The exercise → Go through the listing and pick out each line with the word "εἶναι" in it.

[Lines of data]
^^^^^^^^^^^^^^^^

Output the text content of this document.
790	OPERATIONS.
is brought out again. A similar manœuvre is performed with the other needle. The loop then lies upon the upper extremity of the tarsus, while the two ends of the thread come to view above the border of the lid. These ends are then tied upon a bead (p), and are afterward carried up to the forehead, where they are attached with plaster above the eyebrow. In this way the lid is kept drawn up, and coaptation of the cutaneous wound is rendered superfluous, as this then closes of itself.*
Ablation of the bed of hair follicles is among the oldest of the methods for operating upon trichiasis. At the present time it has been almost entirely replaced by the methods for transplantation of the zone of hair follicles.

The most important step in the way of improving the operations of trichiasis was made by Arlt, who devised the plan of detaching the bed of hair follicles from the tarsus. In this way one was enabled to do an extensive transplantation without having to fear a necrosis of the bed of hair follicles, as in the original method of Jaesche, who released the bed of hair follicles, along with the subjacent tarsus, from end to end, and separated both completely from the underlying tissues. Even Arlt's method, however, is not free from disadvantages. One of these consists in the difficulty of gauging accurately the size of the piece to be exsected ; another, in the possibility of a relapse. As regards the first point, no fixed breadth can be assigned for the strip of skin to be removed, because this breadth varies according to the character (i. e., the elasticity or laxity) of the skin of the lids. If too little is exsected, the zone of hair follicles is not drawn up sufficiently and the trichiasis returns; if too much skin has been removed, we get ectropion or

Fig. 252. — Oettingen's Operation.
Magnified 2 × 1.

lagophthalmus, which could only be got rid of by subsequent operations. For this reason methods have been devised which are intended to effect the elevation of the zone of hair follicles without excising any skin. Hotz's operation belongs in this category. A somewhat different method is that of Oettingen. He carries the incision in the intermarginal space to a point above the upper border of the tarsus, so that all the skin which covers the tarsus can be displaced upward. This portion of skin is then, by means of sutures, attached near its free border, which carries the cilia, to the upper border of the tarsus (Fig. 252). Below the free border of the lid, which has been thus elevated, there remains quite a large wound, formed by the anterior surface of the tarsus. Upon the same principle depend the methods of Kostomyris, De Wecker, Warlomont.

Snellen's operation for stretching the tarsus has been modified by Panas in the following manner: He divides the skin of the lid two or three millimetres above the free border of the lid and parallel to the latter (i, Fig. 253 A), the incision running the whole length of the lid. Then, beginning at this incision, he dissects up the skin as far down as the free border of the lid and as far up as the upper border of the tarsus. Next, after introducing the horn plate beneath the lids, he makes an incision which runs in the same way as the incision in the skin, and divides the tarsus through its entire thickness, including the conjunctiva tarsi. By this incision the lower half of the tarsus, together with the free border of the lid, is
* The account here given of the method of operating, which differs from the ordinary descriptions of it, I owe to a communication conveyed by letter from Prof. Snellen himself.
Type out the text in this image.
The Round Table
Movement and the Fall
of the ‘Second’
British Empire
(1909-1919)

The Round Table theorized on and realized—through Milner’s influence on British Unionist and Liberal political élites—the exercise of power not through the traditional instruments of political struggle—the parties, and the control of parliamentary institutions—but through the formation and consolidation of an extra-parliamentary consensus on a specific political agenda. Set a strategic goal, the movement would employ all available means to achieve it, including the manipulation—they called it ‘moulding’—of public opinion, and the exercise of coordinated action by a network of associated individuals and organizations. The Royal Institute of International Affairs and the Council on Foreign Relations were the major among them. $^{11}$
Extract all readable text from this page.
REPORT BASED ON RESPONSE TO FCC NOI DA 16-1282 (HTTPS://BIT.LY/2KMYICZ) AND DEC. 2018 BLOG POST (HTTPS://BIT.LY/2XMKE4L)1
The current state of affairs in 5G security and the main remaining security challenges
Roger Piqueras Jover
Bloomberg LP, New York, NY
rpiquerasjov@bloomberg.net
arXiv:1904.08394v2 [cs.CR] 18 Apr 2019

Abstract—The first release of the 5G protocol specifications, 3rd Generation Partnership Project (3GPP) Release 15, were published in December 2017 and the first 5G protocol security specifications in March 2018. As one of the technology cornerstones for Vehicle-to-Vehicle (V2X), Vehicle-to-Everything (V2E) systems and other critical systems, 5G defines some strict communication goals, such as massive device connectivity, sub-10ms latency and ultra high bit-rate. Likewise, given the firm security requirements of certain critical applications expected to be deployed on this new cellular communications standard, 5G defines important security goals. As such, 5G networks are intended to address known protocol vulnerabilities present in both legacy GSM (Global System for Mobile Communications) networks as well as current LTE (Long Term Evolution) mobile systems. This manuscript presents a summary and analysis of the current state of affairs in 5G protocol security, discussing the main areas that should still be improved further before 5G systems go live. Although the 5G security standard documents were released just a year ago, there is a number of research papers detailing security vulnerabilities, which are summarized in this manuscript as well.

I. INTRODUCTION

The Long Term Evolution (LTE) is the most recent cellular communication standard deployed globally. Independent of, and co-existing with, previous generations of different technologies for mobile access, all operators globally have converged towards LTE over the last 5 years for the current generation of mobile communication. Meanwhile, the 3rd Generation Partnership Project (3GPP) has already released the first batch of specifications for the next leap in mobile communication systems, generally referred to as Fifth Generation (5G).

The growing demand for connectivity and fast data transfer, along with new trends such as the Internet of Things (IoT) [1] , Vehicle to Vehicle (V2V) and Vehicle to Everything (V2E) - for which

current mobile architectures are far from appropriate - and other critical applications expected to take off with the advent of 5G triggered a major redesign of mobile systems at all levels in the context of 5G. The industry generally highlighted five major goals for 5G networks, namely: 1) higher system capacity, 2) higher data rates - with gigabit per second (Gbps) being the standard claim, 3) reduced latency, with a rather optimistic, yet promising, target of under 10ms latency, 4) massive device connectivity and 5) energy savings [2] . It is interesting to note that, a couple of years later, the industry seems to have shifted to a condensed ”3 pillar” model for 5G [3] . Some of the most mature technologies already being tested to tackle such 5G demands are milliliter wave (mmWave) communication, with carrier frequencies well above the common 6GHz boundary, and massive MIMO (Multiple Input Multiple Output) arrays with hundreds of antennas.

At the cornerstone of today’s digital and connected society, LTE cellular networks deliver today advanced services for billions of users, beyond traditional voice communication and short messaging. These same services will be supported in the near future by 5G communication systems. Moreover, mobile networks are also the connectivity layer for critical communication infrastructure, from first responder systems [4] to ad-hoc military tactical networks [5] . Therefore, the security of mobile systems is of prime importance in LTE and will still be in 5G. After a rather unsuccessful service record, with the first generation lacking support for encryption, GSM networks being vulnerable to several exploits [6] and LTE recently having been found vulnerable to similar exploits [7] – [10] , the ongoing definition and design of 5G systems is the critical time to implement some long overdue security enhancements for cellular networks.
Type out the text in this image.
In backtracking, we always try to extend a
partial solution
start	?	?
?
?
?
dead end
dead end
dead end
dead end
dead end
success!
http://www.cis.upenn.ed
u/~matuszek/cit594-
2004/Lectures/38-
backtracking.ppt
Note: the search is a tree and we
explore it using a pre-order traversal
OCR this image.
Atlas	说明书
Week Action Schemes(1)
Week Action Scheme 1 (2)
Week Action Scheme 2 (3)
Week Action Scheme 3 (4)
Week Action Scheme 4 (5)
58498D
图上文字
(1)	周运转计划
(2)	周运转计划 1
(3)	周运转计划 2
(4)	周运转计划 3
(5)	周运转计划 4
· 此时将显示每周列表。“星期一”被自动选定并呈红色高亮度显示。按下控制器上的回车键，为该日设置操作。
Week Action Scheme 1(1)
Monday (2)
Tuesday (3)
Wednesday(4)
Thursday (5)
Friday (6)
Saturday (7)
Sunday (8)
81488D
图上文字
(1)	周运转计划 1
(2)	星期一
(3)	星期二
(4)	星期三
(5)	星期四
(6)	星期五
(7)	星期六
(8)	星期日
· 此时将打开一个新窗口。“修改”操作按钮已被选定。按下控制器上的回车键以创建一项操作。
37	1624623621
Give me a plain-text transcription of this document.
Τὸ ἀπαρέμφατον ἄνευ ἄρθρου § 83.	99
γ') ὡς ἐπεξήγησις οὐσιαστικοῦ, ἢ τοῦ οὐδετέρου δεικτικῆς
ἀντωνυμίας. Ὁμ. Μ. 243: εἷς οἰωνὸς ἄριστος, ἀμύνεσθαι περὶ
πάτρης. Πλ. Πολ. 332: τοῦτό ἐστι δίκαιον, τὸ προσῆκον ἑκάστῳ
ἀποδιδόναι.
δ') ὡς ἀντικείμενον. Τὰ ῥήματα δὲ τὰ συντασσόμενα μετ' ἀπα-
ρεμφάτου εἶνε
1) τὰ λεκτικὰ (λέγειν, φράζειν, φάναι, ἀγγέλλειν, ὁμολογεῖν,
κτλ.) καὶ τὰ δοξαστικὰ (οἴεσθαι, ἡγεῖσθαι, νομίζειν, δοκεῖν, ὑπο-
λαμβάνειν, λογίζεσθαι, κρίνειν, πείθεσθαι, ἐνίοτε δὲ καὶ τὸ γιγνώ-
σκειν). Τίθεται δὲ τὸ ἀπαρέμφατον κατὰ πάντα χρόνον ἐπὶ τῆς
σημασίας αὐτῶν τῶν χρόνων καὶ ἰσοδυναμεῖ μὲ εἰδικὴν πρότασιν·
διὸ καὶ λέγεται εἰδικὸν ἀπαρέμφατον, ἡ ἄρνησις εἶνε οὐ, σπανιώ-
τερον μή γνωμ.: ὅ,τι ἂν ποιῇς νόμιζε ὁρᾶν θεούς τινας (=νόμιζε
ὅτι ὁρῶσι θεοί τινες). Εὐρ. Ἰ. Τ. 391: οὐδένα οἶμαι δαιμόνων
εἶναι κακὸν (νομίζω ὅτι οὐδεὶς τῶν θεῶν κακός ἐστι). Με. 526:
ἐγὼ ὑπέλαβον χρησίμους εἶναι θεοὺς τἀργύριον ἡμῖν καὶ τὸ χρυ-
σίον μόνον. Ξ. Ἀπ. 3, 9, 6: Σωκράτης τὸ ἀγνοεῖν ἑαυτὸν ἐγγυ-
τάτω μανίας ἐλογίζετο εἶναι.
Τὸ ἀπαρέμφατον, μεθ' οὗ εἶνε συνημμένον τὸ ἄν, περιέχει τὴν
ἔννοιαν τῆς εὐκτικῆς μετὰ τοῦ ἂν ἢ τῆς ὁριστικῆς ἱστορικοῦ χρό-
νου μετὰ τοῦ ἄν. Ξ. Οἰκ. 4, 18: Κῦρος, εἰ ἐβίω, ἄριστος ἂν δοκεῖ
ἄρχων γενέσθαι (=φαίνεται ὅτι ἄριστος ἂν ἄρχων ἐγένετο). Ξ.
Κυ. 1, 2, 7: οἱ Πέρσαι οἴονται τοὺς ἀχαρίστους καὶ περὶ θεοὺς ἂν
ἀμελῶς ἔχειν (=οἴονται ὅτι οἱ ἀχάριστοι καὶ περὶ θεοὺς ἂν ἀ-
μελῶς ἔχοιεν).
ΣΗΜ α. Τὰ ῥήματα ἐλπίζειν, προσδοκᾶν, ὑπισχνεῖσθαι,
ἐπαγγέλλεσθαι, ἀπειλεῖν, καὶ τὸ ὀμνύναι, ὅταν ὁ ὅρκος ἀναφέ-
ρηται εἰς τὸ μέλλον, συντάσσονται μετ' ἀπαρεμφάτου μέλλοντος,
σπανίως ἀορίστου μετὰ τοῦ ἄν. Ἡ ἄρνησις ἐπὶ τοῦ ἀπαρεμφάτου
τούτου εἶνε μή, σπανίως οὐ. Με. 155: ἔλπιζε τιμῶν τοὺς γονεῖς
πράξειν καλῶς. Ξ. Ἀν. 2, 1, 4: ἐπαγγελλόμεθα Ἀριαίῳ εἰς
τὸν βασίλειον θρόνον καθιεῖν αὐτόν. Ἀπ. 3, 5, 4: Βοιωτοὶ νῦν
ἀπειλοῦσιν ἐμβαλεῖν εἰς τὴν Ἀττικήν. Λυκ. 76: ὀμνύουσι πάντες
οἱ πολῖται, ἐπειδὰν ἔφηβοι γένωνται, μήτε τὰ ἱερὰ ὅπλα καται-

^^^^^^^^^^^^^^^^

Task solution →
εἶναι κακὸν (νομίζω ὅτι οὐδεὶς τῶν θεῶν κακός ἐστι). Με. 526:
ἐγὼ ὑπέλαβον χρησίμους εἶναι θεοὺς τἀργύριον ἡμῖν καὶ τὸ χρυ-
τάτω μανίας ἐλογίζετο εἶναι.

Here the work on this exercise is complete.